Task objective
Below are some records. Count the lines with "type" in them and give nothing but the total.
[Begin]
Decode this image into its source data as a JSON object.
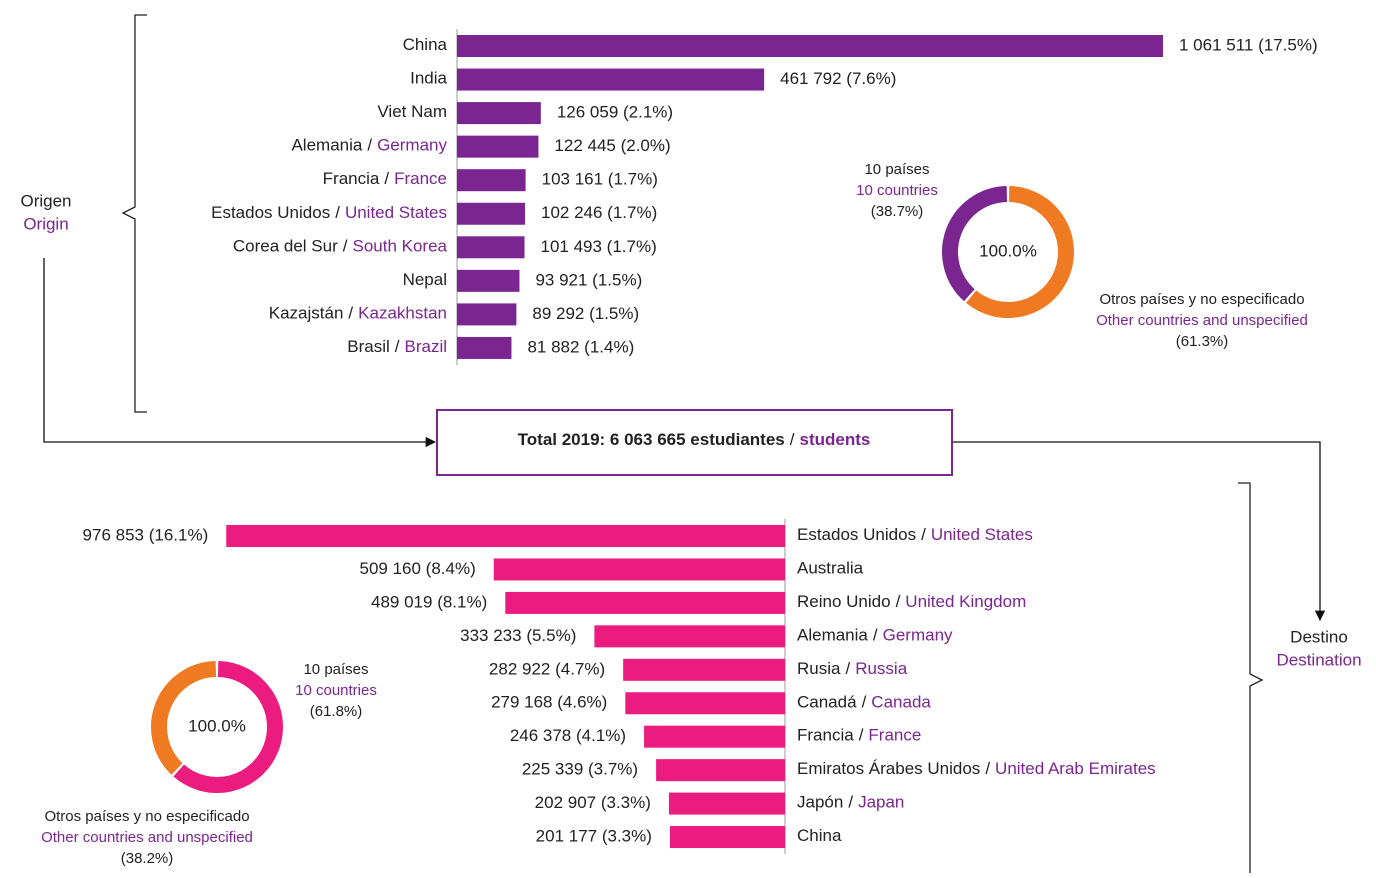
{
  "origin_label": {
    "es": "Origen",
    "en": "Origin"
  },
  "destination_label": {
    "es": "Destino",
    "en": "Destination"
  },
  "total": {
    "es": "Total 2019: 6 063 665 estudiantes",
    "separator": "/",
    "en": "students"
  },
  "chart_data": [
    {
      "type": "hbar",
      "separator": "/",
      "color": "#7b2590",
      "xlim": [
        0,
        1100000
      ],
      "categories": [
        "China",
        "India",
        "Viet Nam",
        "Alemania",
        "Francia",
        "Estados Unidos",
        "Corea del Sur",
        "Nepal",
        "Kazajstán",
        "Brasil"
      ],
      "categories_en": [
        null,
        null,
        null,
        "Germany",
        "France",
        "United States",
        "South Korea",
        null,
        "Kazakhstan",
        "Brazil"
      ],
      "values": [
        1061511,
        461792,
        126059,
        122445,
        103161,
        102246,
        101493,
        93921,
        89292,
        81882
      ],
      "value_labels": [
        "1 061 511 (17.5%)",
        "461 792 (7.6%)",
        "126 059 (2.1%)",
        "122 445 (2.0%)",
        "103 161 (1.7%)",
        "102 246 (1.7%)",
        "101 493 (1.7%)",
        "93 921 (1.5%)",
        "89 292 (1.5%)",
        "81 882 (1.4%)"
      ]
    },
    {
      "type": "donut",
      "clockwise": false,
      "center_label": "100.0%",
      "categories": [
        "10 países",
        "Otros países y no especificado"
      ],
      "categories_en": [
        "10 countries",
        "Other countries and unspecified"
      ],
      "values": [
        38.7,
        61.3
      ],
      "value_labels": [
        "(38.7%)",
        "(61.3%)"
      ],
      "colors": [
        "#7b2590",
        "#f07a22"
      ]
    },
    {
      "type": "hbar_left",
      "separator": "/",
      "color": "#ec1b7f",
      "xlim": [
        0,
        1000000
      ],
      "categories": [
        "Estados Unidos",
        "Australia",
        "Reino Unido",
        "Alemania",
        "Rusia",
        "Canadá",
        "Francia",
        "Emiratos Árabes Unidos",
        "Japón",
        "China"
      ],
      "categories_en": [
        "United States",
        null,
        "United Kingdom",
        "Germany",
        "Russia",
        "Canada",
        "France",
        "United Arab Emirates",
        "Japan",
        null
      ],
      "values": [
        976853,
        509160,
        489019,
        333233,
        282922,
        279168,
        246378,
        225339,
        202907,
        201177
      ],
      "value_labels": [
        "976 853 (16.1%)",
        "509 160 (8.4%)",
        "489 019 (8.1%)",
        "333 233 (5.5%)",
        "282 922 (4.7%)",
        "279 168 (4.6%)",
        "246 378 (4.1%)",
        "225 339 (3.7%)",
        "202 907 (3.3%)",
        "201 177 (3.3%)"
      ]
    },
    {
      "type": "donut",
      "clockwise": true,
      "center_label": "100.0%",
      "categories": [
        "10 países",
        "Otros países y no especificado"
      ],
      "categories_en": [
        "10 countries",
        "Other countries and unspecified"
      ],
      "values": [
        61.8,
        38.2
      ],
      "value_labels": [
        "(61.8%)",
        "(38.2%)"
      ],
      "colors": [
        "#ec1b7f",
        "#f07a22"
      ]
    }
  ]
}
[End]
Result below
4